=== SHORT EXERCISE ===
Set down every entry again word for word, please, but skip the pictures.
-------- RECORDS PROVIDED --------
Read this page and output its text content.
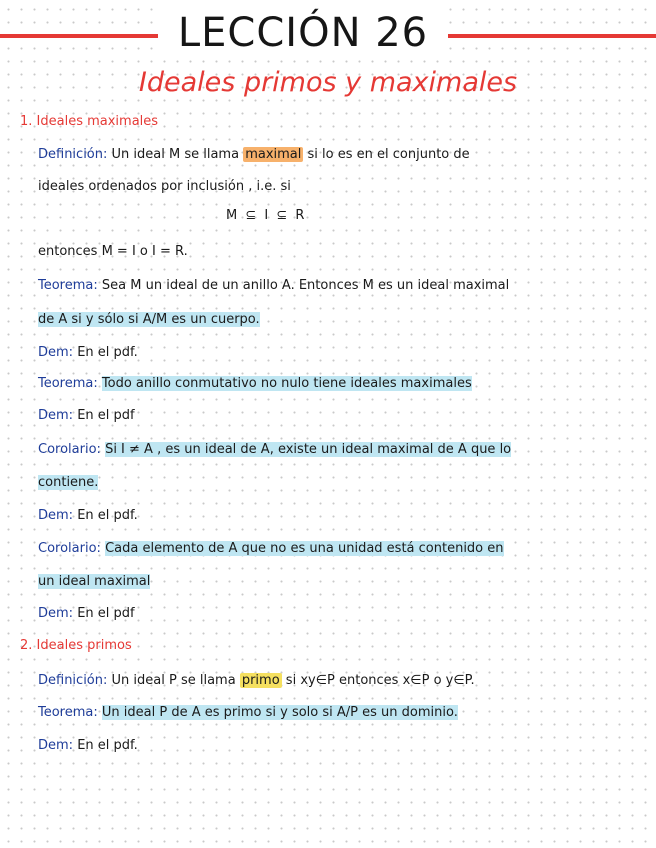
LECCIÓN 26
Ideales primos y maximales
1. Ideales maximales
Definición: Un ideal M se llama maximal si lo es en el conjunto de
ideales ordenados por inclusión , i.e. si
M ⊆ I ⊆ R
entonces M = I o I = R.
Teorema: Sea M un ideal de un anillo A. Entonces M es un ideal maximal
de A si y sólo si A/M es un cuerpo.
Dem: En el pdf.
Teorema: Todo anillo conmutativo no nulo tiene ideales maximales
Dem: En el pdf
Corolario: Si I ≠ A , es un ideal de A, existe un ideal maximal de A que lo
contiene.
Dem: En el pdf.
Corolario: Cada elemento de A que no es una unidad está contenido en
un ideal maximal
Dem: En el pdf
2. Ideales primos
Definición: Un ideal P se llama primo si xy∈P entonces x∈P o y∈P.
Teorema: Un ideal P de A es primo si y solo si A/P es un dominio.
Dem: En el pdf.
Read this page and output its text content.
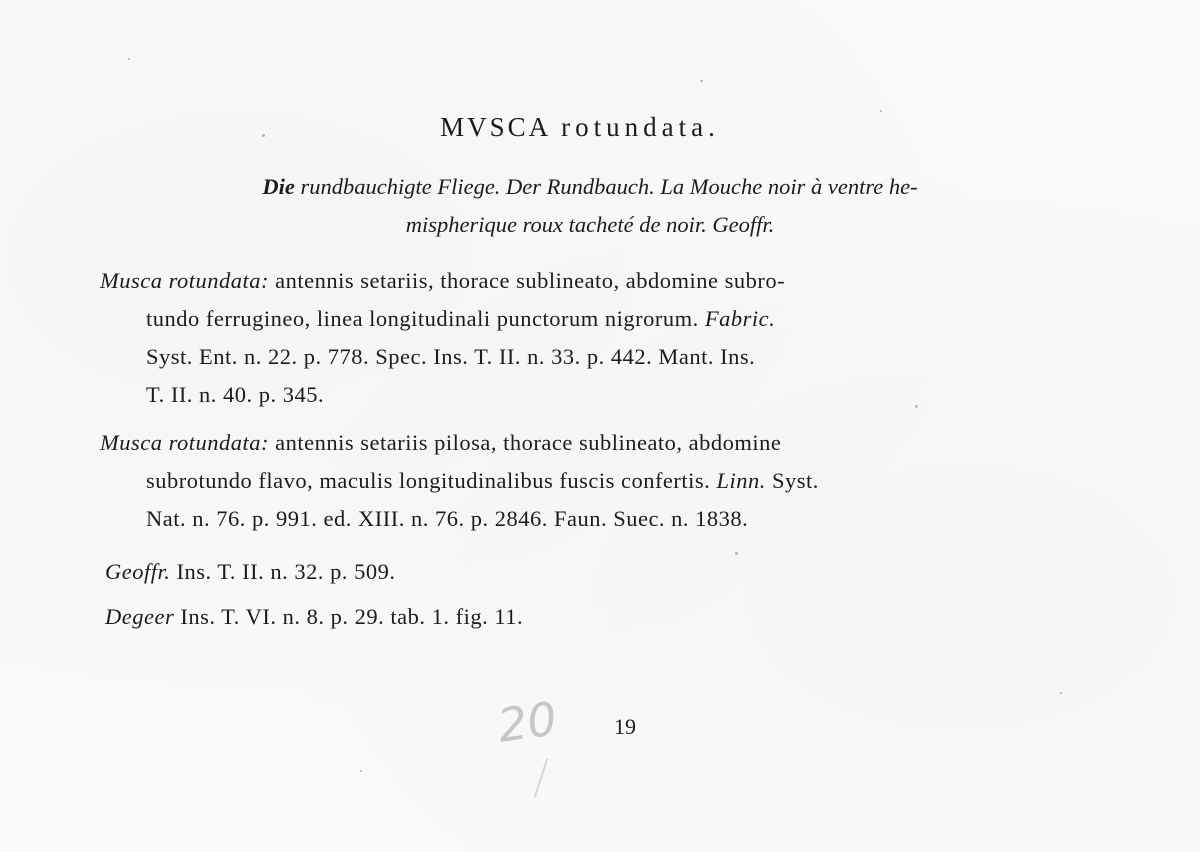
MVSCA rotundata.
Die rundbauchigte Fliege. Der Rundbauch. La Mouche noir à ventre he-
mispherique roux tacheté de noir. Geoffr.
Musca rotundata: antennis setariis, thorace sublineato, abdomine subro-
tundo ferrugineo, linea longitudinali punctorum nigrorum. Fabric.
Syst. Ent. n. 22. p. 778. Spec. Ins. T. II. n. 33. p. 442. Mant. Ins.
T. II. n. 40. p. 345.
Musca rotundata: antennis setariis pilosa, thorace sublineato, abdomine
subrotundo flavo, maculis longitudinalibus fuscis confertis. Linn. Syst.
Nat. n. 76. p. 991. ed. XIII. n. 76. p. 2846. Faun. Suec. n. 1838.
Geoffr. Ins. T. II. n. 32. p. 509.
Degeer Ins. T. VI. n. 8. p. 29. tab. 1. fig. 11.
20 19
--------
=== RESPONSE TO THE TASK ===
Read this page and output its text content.
LECCIÓN 26
Ideales primos y maximales
1. Ideales maximales
Definición: Un ideal M se llama maximal si lo es en el conjunto de
ideales ordenados por inclusión , i.e. si
M ⊆ I ⊆ R
entonces M = I o I = R.
Teorema: Sea M un ideal de un anillo A. Entonces M es un ideal maximal
de A si y sólo si A/M es un cuerpo.
Dem: En el pdf.
Teorema: Todo anillo conmutativo no nulo tiene ideales maximales
Dem: En el pdf
Corolario: Si I ≠ A , es un ideal de A, existe un ideal maximal de A que lo
contiene.
Dem: En el pdf.
Corolario: Cada elemento de A que no es una unidad está contenido en
un ideal maximal
Dem: En el pdf
2. Ideales primos
Definición: Un ideal P se llama primo si xy∈P entonces x∈P o y∈P.
Teorema: Un ideal P de A es primo si y solo si A/P es un dominio.
Dem: En el pdf.
Read this page and output its text content.
MVSCA rotundata.
Die rundbauchigte Fliege. Der Rundbauch. La Mouche noir à ventre he-
mispherique roux tacheté de noir. Geoffr.
Musca rotundata: antennis setariis, thorace sublineato, abdomine subro-
tundo ferrugineo, linea longitudinali punctorum nigrorum. Fabric.
Syst. Ent. n. 22. p. 778. Spec. Ins. T. II. n. 33. p. 442. Mant. Ins.
T. II. n. 40. p. 345.
Musca rotundata: antennis setariis pilosa, thorace sublineato, abdomine
subrotundo flavo, maculis longitudinalibus fuscis confertis. Linn. Syst.
Nat. n. 76. p. 991. ed. XIII. n. 76. p. 2846. Faun. Suec. n. 1838.
Geoffr. Ins. T. II. n. 32. p. 509.
Degeer Ins. T. VI. n. 8. p. 29. tab. 1. fig. 11.
20 19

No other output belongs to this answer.